**LISTING**
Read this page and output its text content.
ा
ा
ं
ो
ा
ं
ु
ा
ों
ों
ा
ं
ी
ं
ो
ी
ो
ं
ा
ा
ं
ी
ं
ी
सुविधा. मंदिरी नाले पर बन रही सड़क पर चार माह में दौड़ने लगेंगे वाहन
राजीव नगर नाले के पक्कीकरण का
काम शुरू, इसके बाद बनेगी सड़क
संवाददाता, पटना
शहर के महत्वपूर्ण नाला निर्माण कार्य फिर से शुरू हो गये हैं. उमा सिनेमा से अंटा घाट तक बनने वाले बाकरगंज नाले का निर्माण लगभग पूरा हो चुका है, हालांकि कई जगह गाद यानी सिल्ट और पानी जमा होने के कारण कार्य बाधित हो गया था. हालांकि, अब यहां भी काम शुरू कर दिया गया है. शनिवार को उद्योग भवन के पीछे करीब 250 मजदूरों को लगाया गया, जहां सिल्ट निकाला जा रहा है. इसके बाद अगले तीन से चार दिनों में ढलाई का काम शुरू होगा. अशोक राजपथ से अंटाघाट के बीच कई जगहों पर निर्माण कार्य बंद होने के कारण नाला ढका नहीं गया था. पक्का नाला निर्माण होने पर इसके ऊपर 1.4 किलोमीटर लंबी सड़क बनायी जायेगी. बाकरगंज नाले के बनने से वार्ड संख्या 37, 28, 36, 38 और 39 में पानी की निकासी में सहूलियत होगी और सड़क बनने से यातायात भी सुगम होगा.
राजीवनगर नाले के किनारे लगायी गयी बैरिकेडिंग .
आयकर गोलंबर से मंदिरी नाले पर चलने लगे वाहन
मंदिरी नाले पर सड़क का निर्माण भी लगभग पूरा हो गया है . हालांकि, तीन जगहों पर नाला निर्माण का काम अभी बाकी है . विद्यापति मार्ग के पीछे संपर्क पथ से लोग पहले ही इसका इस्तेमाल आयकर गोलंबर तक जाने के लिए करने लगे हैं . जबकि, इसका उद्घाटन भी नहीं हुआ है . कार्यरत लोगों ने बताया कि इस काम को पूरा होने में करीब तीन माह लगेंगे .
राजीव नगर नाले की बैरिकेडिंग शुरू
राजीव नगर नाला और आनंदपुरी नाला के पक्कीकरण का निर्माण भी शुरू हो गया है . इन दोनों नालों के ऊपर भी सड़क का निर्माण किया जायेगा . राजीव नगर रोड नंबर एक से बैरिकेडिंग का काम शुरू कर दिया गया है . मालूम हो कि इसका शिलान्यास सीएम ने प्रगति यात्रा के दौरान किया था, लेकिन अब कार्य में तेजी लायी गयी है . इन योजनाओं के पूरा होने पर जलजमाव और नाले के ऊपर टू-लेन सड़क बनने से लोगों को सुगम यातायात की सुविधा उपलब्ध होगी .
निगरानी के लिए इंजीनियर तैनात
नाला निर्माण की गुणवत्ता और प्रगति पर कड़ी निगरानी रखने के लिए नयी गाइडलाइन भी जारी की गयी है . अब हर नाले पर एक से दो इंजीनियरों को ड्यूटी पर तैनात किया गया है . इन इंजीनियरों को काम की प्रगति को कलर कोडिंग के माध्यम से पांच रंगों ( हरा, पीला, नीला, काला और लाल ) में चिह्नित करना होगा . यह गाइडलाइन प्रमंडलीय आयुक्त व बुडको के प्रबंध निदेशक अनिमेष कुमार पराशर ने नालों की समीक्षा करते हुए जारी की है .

**INSTRUCTIONS FOR THE TASK**
Set down the material above again, word for word.

**SOLUTION FOR THIS TASK**
Read this page and output its text content.
ा
ा
ं
ो
ा
ं
ु
ा
ों
ों
ा
ं
ी
ं
ो
ी
ो
ं
ा
ा
ं
ी
ं
ी
सुविधा. मंदिरी नाले पर बन रही सड़क पर चार माह में दौड़ने लगेंगे वाहन
राजीव नगर नाले के पक्कीकरण का
काम शुरू, इसके बाद बनेगी सड़क
संवाददाता, पटना
शहर के महत्वपूर्ण नाला निर्माण कार्य फिर से शुरू हो गये हैं. उमा सिनेमा से अंटा घाट तक बनने वाले बाकरगंज नाले का निर्माण लगभग पूरा हो चुका है, हालांकि कई जगह गाद यानी सिल्ट और पानी जमा होने के कारण कार्य बाधित हो गया था. हालांकि, अब यहां भी काम शुरू कर दिया गया है. शनिवार को उद्योग भवन के पीछे करीब 250 मजदूरों को लगाया गया, जहां सिल्ट निकाला जा रहा है. इसके बाद अगले तीन से चार दिनों में ढलाई का काम शुरू होगा. अशोक राजपथ से अंटाघाट के बीच कई जगहों पर निर्माण कार्य बंद होने के कारण नाला ढका नहीं गया था. पक्का नाला निर्माण होने पर इसके ऊपर 1.4 किलोमीटर लंबी सड़क बनायी जायेगी. बाकरगंज नाले के बनने से वार्ड संख्या 37, 28, 36, 38 और 39 में पानी की निकासी में सहूलियत होगी और सड़क बनने से यातायात भी सुगम होगा.
राजीवनगर नाले के किनारे लगायी गयी बैरिकेडिंग .
आयकर गोलंबर से मंदिरी नाले पर चलने लगे वाहन
मंदिरी नाले पर सड़क का निर्माण भी लगभग पूरा हो गया है . हालांकि, तीन जगहों पर नाला निर्माण का काम अभी बाकी है . विद्यापति मार्ग के पीछे संपर्क पथ से लोग पहले ही इसका इस्तेमाल आयकर गोलंबर तक जाने के लिए करने लगे हैं . जबकि, इसका उद्घाटन भी नहीं हुआ है . कार्यरत लोगों ने बताया कि इस काम को पूरा होने में करीब तीन माह लगेंगे .
राजीव नगर नाले की बैरिकेडिंग शुरू
राजीव नगर नाला और आनंदपुरी नाला के पक्कीकरण का निर्माण भी शुरू हो गया है . इन दोनों नालों के ऊपर भी सड़क का निर्माण किया जायेगा . राजीव नगर रोड नंबर एक से बैरिकेडिंग का काम शुरू कर दिया गया है . मालूम हो कि इसका शिलान्यास सीएम ने प्रगति यात्रा के दौरान किया था, लेकिन अब कार्य में तेजी लायी गयी है . इन योजनाओं के पूरा होने पर जलजमाव और नाले के ऊपर टू-लेन सड़क बनने से लोगों को सुगम यातायात की सुविधा उपलब्ध होगी .
निगरानी के लिए इंजीनियर तैनात
नाला निर्माण की गुणवत्ता और प्रगति पर कड़ी निगरानी रखने के लिए नयी गाइडलाइन भी जारी की गयी है . अब हर नाले पर एक से दो इंजीनियरों को ड्यूटी पर तैनात किया गया है . इन इंजीनियरों को काम की प्रगति को कलर कोडिंग के माध्यम से पांच रंगों ( हरा, पीला, नीला, काला और लाल ) में चिह्नित करना होगा . यह गाइडलाइन प्रमंडलीय आयुक्त व बुडको के प्रबंध निदेशक अनिमेष कुमार पराशर ने नालों की समीक्षा करते हुए जारी की है .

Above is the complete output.